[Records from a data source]
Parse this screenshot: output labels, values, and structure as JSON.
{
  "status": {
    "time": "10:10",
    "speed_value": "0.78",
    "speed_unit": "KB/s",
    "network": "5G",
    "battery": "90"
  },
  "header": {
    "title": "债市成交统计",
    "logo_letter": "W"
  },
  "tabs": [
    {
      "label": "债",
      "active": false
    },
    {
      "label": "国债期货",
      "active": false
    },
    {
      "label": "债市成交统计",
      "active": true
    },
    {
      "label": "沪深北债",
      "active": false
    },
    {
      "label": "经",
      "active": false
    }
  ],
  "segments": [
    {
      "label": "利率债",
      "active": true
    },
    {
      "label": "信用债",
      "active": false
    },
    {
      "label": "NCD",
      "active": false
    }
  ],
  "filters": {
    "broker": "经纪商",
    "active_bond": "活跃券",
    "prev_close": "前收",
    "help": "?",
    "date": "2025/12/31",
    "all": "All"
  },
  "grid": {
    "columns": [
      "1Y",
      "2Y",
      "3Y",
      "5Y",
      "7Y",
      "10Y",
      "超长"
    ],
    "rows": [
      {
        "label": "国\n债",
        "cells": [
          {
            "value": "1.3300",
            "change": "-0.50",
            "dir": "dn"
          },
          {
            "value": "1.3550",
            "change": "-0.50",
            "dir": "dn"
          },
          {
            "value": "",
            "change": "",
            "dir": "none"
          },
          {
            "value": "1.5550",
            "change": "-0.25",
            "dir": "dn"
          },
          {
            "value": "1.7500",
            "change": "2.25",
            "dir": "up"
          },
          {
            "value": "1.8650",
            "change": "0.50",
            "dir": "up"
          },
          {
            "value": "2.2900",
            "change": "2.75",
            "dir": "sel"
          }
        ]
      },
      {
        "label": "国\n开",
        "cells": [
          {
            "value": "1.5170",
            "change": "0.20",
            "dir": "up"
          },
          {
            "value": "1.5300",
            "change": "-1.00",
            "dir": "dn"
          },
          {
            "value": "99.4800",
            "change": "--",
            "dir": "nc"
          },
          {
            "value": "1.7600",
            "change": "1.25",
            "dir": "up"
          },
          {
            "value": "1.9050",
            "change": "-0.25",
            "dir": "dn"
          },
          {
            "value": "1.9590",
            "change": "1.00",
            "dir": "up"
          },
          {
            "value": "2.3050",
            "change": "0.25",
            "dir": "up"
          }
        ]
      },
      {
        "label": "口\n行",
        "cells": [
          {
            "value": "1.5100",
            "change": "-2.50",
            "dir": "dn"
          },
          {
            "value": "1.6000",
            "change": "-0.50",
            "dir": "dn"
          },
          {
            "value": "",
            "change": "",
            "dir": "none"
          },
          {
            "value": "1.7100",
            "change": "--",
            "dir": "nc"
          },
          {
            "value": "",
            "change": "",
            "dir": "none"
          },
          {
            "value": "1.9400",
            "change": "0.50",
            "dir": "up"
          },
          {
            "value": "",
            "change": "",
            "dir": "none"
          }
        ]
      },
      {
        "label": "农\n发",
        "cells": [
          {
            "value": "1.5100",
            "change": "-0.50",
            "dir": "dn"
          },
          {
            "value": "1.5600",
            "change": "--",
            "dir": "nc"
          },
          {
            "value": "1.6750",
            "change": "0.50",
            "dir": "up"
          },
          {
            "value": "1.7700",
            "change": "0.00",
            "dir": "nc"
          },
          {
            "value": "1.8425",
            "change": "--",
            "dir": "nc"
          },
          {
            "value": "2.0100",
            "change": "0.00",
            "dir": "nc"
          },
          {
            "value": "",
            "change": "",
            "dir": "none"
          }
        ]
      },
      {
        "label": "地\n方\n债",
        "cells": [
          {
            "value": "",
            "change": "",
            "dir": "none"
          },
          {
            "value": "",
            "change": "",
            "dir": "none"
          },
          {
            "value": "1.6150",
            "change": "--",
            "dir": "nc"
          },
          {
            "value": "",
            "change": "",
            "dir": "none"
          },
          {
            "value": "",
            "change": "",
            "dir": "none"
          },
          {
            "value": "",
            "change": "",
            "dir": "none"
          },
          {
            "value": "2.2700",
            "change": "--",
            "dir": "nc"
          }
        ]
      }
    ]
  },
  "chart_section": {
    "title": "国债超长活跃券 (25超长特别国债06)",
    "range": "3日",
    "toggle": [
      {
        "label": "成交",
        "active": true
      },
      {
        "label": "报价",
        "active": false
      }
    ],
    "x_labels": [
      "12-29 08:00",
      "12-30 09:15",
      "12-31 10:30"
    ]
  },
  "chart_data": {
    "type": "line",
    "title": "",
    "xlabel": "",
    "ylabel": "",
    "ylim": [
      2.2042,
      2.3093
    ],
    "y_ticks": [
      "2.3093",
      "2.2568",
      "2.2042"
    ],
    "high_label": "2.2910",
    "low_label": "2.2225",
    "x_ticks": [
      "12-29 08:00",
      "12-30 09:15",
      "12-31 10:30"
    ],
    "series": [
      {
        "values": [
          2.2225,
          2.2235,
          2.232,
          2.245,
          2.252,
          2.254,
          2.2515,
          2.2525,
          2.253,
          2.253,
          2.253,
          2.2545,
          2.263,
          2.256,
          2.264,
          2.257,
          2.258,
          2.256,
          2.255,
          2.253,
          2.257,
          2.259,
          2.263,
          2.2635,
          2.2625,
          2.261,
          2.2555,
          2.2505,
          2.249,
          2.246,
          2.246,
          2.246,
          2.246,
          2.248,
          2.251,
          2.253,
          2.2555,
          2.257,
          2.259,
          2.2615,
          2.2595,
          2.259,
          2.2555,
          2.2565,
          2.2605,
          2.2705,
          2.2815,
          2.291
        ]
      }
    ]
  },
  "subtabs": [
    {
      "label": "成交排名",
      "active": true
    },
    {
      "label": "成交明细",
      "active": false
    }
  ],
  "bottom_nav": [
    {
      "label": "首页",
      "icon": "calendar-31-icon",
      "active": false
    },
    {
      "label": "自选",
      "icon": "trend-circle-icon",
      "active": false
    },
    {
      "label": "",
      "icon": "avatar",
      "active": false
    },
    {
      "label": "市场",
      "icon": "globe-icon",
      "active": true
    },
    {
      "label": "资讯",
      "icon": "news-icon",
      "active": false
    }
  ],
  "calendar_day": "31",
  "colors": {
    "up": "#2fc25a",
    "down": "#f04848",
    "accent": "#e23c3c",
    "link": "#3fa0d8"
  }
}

■ **Job**
All lines of the data above that include the word "icon" must be shown.

■ **Task answer**
      "icon": "calendar-31-icon",
      "icon": "trend-circle-icon",
      "icon": "avatar",
      "icon": "globe-icon",
      "icon": "news-icon",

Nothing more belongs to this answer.